How many of the lines contain the string "allele"? Give the number, with no other words.
---------- ROWS ----------
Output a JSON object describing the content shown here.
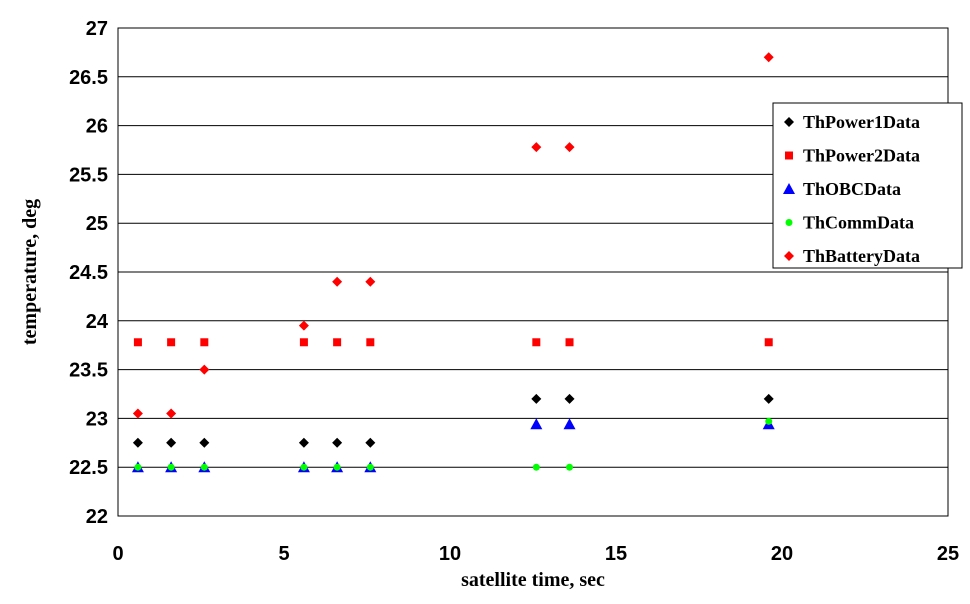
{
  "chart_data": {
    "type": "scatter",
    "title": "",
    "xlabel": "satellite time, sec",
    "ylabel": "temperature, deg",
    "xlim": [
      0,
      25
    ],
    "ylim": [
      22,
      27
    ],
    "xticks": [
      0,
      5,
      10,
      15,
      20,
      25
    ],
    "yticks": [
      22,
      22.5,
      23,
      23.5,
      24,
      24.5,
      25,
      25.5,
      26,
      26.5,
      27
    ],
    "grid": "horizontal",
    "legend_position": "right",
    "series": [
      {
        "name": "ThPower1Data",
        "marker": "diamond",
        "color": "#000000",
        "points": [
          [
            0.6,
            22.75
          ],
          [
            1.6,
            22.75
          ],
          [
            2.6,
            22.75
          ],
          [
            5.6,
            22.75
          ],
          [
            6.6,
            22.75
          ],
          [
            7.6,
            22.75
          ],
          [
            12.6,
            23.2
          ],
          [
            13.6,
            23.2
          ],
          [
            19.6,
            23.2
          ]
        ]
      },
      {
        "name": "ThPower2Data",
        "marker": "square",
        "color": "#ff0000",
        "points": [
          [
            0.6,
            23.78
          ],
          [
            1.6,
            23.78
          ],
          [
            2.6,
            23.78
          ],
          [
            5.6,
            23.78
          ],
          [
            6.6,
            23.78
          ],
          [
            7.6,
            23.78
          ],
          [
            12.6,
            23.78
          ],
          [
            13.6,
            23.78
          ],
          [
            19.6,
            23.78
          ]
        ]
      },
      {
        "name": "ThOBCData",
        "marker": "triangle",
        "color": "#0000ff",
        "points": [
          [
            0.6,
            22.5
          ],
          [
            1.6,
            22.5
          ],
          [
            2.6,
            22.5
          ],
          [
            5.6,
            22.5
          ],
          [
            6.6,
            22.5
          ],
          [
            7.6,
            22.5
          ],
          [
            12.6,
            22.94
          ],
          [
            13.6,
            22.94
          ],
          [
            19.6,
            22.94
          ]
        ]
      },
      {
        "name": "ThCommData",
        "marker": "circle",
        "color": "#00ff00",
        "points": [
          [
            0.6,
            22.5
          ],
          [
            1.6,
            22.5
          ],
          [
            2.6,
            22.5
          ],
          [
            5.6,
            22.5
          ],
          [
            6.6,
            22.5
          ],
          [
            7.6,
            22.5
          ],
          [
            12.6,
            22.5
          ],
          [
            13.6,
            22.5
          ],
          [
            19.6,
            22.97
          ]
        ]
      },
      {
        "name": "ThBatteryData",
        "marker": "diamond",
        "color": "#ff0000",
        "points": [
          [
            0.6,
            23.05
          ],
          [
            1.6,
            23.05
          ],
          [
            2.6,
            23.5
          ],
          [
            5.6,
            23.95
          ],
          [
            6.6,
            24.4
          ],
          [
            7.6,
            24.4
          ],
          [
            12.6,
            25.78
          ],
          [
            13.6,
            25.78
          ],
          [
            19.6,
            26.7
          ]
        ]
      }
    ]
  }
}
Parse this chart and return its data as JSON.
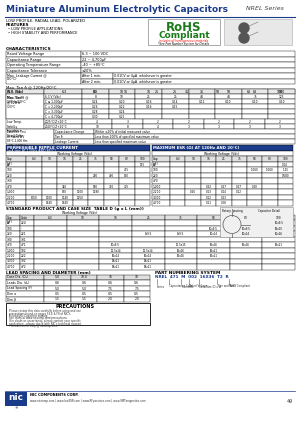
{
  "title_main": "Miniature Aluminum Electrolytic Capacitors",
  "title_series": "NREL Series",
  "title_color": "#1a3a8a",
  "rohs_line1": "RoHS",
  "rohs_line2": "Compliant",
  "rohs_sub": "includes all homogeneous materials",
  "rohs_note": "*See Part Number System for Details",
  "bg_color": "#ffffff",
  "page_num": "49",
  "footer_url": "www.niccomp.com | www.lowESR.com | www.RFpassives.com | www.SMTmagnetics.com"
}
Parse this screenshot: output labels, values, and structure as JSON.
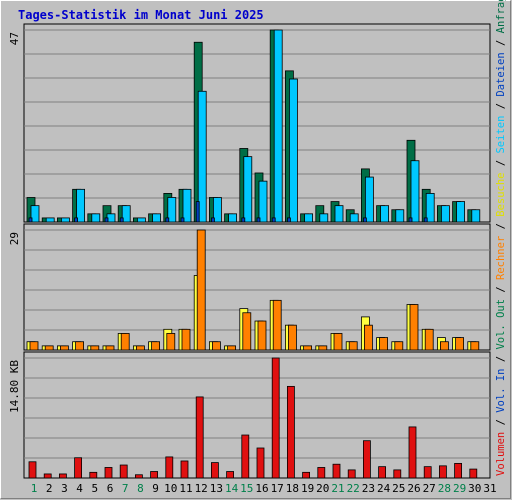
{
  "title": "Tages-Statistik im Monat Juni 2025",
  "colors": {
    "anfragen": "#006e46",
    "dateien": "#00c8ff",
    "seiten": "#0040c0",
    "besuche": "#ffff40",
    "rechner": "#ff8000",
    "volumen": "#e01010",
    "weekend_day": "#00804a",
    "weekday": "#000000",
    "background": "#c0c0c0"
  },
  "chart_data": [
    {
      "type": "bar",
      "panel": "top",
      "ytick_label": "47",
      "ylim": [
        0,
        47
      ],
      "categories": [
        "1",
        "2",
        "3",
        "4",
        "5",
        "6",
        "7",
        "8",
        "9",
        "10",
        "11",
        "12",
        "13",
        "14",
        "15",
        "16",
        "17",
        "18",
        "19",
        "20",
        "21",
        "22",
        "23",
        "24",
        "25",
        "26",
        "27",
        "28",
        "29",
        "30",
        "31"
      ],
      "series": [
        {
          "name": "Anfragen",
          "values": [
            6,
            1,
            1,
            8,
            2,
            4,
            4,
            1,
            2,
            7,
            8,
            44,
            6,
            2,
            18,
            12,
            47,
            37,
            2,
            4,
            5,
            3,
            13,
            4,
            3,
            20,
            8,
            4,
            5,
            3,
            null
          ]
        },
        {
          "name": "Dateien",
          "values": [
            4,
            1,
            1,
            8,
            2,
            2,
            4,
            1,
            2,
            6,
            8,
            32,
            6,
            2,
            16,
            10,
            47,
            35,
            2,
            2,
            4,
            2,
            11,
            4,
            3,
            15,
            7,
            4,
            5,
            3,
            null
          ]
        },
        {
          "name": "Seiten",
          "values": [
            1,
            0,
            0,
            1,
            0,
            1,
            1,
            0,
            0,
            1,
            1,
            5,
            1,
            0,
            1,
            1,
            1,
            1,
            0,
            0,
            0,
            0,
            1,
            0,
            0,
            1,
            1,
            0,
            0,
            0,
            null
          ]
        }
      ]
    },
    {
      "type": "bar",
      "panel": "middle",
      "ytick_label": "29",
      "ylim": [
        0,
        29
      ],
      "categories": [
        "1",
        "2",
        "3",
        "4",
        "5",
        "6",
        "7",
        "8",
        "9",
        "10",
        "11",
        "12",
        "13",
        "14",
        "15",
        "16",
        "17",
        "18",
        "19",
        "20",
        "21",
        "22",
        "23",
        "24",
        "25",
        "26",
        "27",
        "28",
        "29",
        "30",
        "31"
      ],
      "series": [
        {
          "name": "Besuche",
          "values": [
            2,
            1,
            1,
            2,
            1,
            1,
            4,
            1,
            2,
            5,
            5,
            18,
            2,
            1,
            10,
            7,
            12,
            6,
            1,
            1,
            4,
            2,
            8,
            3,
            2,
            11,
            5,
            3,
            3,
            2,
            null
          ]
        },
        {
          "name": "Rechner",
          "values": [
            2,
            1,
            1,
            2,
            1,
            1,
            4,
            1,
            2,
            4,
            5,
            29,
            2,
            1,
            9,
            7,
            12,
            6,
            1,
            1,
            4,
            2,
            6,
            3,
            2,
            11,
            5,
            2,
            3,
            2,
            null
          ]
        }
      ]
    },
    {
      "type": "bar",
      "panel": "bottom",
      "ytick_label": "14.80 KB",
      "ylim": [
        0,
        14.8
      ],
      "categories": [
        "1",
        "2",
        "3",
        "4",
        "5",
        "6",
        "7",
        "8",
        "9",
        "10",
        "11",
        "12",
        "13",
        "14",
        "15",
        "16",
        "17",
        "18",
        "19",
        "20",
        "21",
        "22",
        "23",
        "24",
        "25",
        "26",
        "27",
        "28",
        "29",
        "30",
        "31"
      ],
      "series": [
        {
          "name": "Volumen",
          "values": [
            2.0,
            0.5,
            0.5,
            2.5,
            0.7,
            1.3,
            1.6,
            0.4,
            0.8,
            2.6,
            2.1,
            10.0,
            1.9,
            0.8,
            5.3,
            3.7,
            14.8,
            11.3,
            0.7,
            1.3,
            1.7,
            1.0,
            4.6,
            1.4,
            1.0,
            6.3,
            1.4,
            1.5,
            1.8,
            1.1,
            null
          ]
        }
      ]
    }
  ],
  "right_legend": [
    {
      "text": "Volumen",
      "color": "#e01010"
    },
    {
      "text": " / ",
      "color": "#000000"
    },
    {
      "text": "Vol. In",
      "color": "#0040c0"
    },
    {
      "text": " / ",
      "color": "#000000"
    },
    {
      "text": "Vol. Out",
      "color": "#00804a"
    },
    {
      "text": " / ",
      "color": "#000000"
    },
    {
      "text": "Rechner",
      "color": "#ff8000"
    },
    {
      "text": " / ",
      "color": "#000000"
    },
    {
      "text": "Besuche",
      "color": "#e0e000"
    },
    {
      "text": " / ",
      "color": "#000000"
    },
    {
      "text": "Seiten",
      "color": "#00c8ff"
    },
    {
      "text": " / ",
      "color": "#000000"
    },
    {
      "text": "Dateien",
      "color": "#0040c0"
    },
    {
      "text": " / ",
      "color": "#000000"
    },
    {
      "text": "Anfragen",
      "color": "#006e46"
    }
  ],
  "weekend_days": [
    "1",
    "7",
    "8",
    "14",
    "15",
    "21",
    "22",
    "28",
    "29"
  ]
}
----------
---------- ROWS ----------
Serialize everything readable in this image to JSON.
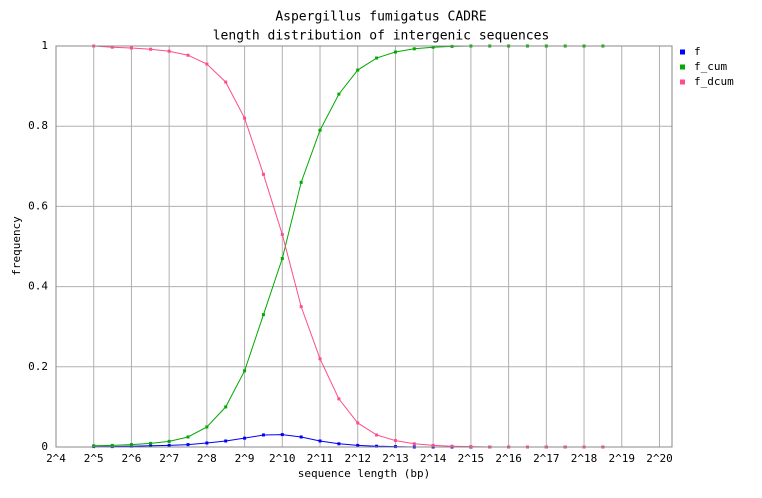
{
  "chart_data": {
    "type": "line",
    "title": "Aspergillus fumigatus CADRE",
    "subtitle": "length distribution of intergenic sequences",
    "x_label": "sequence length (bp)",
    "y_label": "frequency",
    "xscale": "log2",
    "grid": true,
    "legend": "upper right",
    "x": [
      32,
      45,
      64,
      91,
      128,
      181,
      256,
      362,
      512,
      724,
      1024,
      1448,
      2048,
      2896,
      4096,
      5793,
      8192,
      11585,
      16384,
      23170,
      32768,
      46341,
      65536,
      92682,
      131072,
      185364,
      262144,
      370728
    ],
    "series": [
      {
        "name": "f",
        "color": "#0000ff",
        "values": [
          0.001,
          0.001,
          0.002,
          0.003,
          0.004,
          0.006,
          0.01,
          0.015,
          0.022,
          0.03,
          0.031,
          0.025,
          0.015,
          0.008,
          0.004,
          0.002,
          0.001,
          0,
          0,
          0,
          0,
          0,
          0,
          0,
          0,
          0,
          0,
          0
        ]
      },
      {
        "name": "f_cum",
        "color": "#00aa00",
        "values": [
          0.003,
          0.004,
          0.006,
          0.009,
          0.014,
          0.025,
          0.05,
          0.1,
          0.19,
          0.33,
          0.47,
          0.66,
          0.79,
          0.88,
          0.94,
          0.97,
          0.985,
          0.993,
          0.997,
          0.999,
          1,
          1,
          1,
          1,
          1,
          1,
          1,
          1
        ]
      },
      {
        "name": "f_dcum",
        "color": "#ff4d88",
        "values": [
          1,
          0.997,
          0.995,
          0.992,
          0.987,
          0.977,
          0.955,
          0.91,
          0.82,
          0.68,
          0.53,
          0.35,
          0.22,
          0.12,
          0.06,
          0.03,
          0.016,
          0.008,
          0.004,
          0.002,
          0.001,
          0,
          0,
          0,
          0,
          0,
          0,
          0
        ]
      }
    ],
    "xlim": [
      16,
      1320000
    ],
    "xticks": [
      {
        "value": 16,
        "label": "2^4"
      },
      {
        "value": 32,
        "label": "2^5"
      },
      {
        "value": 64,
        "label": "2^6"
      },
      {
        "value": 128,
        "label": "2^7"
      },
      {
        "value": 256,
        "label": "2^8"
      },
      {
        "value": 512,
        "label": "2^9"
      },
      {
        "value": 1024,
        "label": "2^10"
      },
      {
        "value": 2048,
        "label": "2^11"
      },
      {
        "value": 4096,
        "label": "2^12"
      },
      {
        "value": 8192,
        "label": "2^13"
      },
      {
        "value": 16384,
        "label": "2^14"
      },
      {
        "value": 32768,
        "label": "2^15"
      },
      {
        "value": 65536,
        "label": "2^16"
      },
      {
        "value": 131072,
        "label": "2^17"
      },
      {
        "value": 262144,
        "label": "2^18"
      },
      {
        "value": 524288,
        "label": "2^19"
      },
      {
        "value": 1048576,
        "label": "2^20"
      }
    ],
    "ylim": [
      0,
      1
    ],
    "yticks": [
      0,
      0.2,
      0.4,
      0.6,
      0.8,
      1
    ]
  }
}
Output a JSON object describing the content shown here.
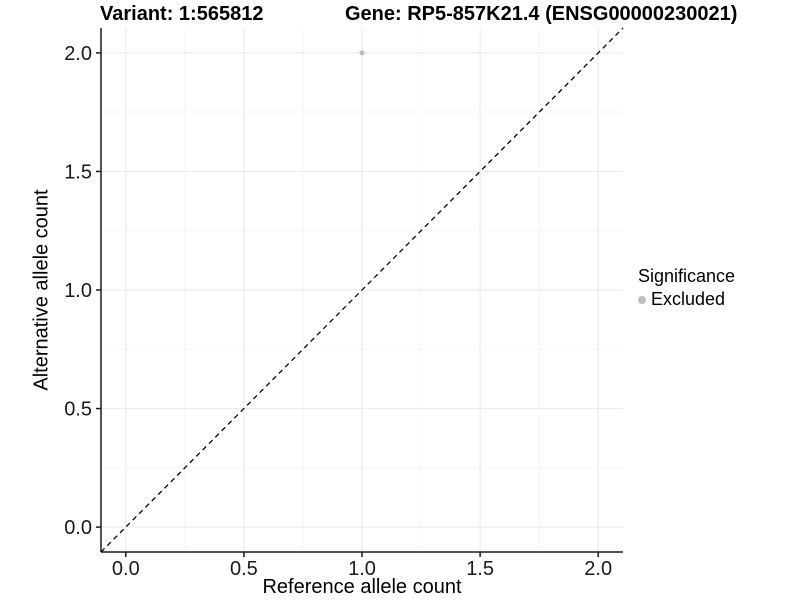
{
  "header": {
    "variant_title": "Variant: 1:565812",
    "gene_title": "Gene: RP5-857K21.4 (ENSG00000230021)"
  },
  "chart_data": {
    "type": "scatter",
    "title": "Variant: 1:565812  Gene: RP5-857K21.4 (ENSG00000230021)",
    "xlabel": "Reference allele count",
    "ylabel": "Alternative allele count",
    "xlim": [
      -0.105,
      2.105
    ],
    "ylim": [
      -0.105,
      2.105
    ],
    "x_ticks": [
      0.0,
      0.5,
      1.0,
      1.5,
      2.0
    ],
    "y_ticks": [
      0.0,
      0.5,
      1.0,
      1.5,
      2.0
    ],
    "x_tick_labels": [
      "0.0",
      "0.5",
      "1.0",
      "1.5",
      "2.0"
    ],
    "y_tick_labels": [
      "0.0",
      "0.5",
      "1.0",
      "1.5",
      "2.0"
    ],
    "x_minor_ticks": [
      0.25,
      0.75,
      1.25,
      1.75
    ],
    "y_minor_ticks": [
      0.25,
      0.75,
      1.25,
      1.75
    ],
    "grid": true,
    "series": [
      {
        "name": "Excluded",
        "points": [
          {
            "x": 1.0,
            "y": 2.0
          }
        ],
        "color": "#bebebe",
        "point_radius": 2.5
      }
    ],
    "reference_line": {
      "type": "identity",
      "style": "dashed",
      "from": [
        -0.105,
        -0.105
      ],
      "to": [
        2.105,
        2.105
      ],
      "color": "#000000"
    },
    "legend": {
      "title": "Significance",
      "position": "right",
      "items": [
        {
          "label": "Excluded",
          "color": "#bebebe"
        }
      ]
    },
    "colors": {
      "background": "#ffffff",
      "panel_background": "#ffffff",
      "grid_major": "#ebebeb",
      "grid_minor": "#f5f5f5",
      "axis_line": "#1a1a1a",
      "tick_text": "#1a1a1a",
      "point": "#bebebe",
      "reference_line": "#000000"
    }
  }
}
----------
---------- ROWS ----------
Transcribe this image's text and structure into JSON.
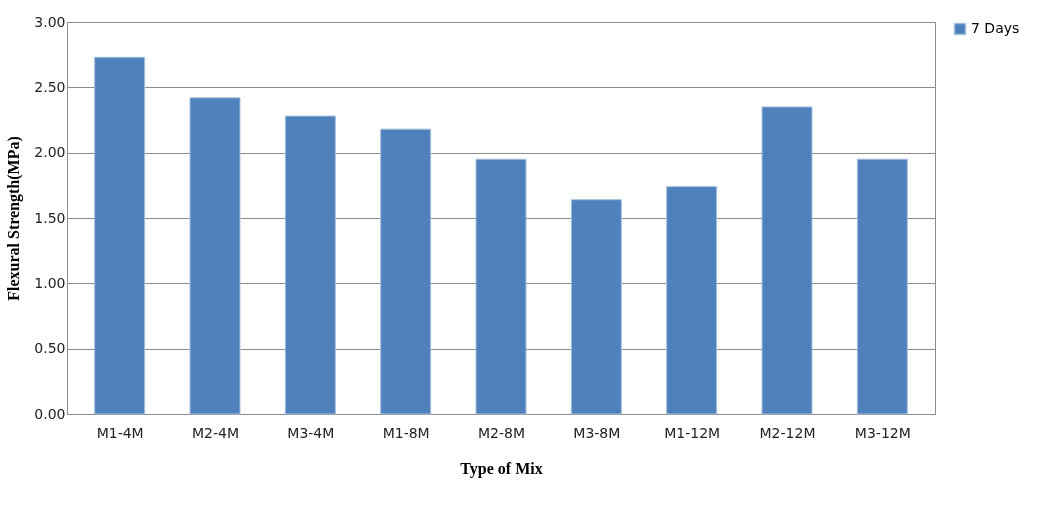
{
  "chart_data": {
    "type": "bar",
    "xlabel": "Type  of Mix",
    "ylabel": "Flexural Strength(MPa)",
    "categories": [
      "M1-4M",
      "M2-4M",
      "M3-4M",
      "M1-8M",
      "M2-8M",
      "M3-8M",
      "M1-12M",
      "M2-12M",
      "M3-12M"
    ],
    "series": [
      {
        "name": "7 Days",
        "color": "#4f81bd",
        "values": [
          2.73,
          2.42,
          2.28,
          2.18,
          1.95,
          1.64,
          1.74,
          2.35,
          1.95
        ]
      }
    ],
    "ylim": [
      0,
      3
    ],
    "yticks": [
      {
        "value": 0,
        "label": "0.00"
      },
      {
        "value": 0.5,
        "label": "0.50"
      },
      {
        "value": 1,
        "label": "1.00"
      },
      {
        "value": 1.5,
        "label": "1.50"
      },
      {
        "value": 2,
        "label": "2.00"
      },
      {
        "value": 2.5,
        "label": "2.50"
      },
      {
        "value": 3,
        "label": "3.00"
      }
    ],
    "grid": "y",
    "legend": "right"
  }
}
----------
FINISHED ANSWER | 2